Aim of the exercise: Each line containing the word "organizacjami" should be found and copied.

Records for this exercise:
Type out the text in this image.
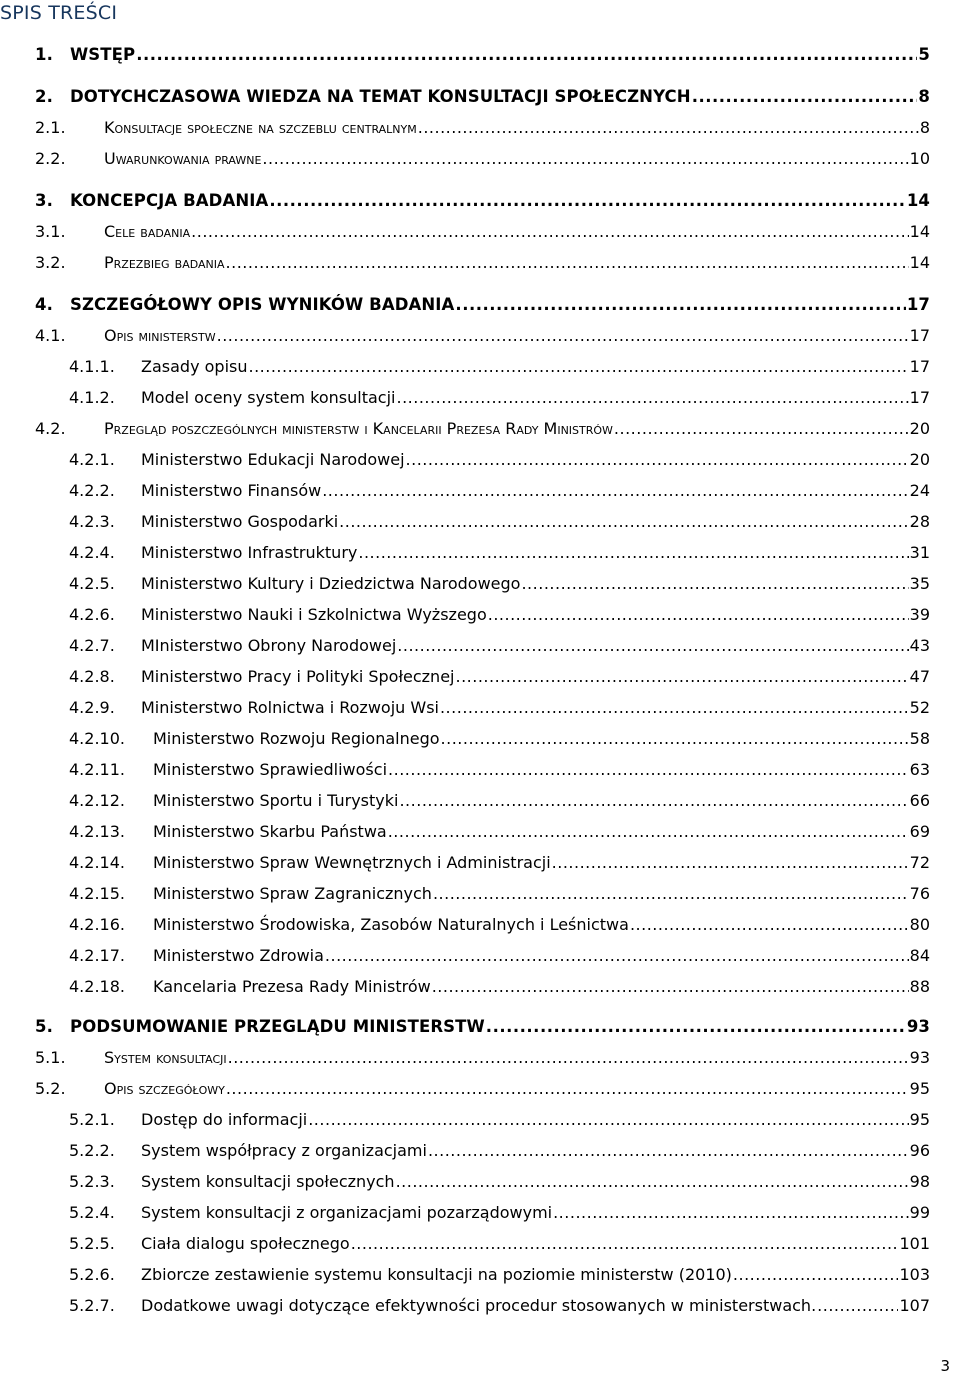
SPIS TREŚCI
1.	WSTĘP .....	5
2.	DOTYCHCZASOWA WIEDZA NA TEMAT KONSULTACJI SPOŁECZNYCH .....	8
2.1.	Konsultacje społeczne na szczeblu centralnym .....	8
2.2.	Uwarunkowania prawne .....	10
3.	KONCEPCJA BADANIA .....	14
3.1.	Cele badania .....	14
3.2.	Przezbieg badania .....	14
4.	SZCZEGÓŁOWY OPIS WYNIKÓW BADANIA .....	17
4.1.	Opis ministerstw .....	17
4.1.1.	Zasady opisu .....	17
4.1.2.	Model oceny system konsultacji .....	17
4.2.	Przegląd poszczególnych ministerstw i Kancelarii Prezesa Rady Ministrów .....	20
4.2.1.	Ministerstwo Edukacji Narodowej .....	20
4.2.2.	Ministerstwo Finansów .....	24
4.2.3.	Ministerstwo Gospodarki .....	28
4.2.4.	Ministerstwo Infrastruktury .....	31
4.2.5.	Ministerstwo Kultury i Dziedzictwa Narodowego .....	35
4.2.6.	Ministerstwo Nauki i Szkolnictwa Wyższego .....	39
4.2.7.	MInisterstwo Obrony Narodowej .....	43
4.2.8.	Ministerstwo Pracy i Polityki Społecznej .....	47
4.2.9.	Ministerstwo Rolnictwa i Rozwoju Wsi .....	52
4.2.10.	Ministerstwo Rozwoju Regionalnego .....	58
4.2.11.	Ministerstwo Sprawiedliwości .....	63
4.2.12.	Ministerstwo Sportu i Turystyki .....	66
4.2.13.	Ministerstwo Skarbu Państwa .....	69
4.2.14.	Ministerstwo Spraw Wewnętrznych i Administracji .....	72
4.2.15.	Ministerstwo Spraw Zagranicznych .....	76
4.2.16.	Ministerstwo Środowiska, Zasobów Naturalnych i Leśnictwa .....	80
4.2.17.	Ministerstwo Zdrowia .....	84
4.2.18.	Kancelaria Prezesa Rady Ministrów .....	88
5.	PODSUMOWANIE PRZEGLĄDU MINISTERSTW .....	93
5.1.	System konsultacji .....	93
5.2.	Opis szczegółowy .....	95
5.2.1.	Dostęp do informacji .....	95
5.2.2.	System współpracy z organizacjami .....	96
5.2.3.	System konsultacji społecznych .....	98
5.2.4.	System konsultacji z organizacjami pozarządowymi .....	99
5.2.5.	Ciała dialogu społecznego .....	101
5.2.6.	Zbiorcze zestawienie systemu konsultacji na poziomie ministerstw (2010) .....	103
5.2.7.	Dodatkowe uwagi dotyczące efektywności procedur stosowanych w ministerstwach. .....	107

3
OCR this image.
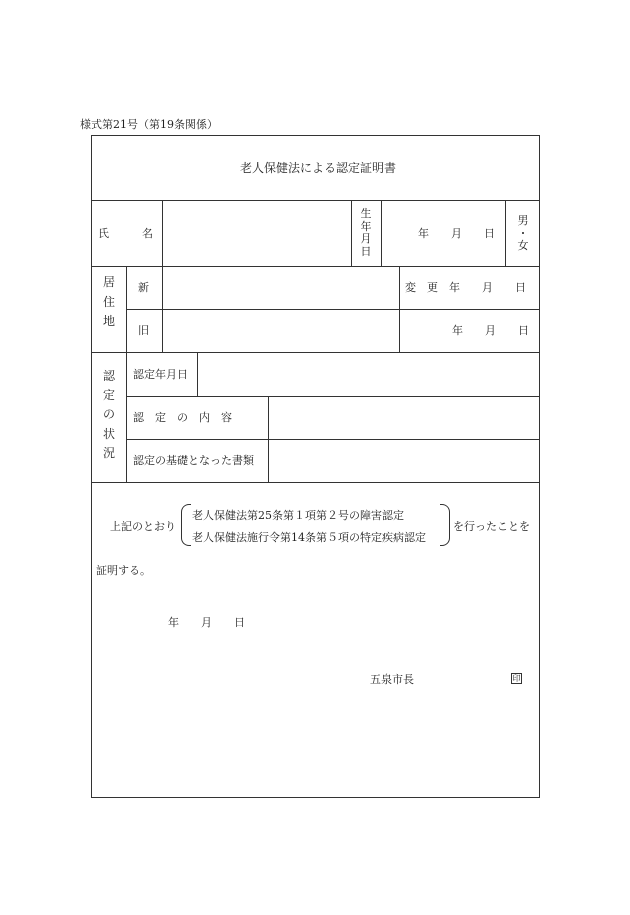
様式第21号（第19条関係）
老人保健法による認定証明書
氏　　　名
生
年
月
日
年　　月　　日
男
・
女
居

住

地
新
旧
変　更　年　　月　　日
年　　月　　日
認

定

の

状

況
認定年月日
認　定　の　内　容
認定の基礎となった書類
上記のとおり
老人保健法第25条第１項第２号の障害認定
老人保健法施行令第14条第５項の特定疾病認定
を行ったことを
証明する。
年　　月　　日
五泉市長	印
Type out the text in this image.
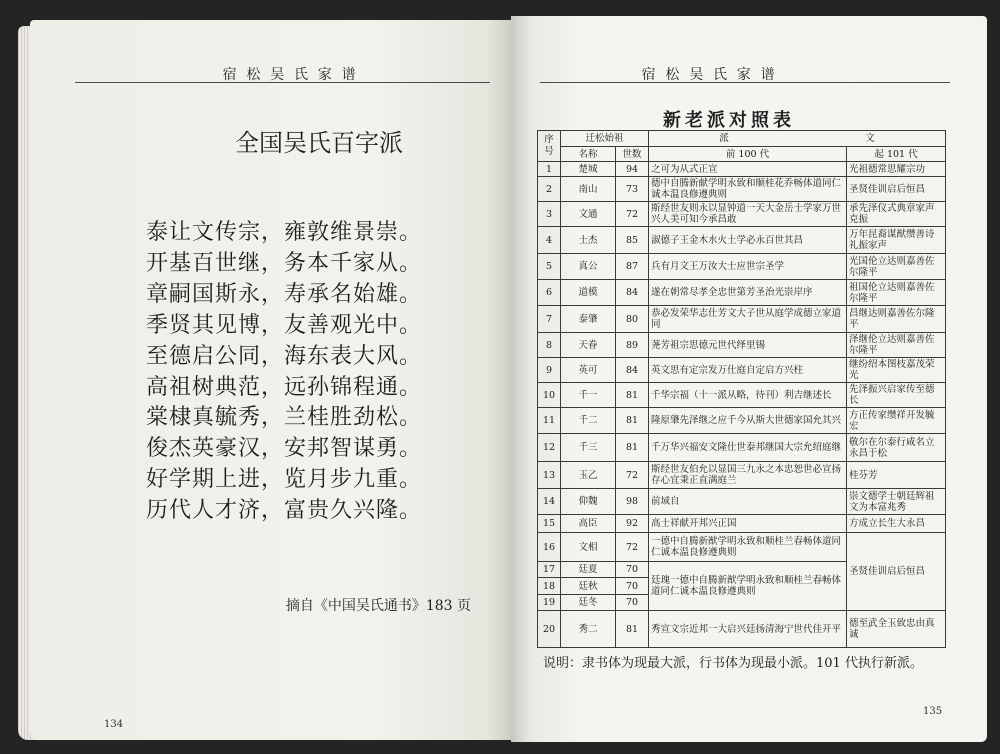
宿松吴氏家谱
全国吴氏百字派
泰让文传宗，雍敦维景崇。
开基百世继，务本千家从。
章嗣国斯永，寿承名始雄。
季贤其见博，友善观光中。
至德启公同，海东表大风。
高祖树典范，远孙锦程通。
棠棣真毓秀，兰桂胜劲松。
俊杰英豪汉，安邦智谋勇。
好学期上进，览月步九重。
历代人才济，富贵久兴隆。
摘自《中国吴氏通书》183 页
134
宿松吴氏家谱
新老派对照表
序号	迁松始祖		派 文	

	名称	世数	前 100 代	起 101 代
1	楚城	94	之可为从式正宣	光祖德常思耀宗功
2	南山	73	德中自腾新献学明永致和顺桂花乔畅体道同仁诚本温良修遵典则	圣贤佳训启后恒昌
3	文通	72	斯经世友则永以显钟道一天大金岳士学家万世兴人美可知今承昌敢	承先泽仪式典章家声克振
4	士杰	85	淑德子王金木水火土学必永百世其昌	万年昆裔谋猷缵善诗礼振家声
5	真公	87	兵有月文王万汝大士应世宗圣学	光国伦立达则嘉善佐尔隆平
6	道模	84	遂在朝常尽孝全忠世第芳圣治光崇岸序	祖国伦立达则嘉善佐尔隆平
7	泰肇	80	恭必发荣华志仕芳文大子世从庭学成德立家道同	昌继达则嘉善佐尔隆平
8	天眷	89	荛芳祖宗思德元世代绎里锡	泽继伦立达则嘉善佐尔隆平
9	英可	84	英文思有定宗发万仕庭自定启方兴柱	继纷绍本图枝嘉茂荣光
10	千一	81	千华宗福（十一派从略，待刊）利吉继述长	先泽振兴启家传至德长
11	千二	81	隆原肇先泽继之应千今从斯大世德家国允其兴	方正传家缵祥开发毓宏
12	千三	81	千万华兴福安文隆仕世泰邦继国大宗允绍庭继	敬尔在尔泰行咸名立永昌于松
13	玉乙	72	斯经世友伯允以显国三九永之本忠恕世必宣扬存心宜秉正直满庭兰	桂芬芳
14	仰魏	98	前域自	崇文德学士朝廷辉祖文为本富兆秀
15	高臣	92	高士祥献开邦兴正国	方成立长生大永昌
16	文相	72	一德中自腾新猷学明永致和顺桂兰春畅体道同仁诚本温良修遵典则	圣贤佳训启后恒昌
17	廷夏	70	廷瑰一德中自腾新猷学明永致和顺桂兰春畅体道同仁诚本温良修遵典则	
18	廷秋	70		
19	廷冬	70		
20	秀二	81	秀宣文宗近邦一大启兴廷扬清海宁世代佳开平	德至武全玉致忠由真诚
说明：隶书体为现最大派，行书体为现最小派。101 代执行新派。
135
...
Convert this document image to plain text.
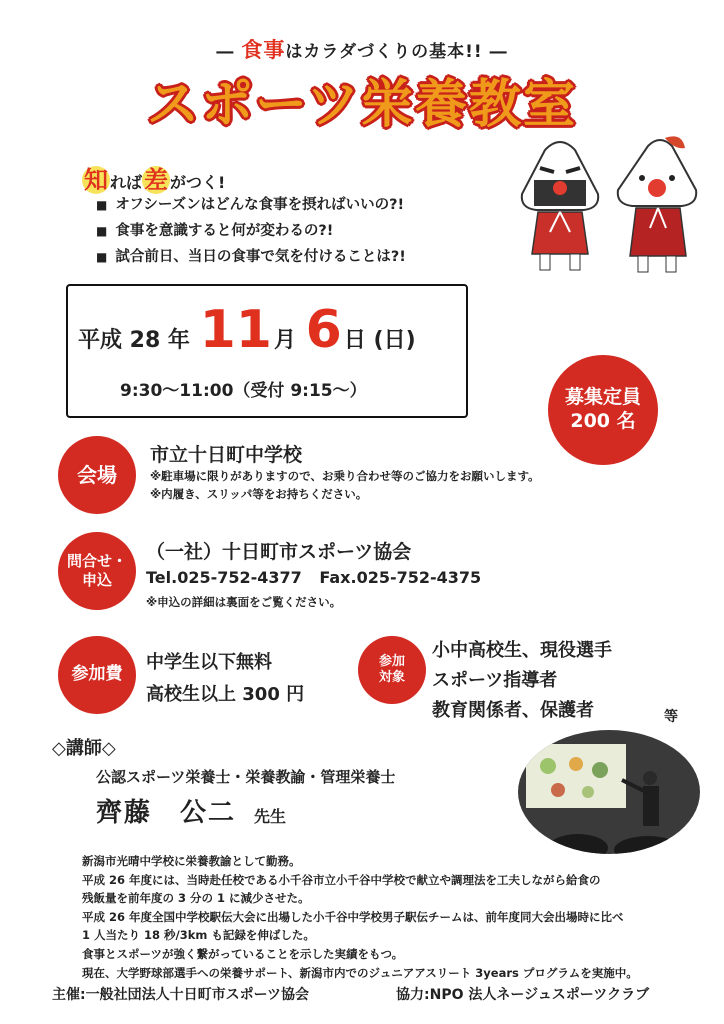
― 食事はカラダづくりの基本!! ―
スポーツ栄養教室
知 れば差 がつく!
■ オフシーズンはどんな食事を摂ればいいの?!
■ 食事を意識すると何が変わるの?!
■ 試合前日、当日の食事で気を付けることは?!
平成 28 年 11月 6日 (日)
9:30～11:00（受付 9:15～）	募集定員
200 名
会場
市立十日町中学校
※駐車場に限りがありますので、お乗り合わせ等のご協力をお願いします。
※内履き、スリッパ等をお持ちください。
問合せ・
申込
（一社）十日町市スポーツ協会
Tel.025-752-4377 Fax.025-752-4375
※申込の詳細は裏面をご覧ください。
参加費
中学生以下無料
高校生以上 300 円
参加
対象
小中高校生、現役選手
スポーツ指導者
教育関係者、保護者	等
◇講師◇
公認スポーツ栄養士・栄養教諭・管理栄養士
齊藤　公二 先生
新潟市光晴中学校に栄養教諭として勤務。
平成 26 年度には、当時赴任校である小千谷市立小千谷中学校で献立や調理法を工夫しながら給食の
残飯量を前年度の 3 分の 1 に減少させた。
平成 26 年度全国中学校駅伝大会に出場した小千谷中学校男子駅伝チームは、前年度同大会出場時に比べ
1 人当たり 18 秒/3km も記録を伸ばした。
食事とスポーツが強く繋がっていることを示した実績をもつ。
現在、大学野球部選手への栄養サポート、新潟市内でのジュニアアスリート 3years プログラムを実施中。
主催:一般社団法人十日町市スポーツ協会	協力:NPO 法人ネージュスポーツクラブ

Correct output:
5.2.2.	System współpracy z organizacjami .....	96
5.2.4.	System konsultacji z organizacjami pozarządowymi .....	99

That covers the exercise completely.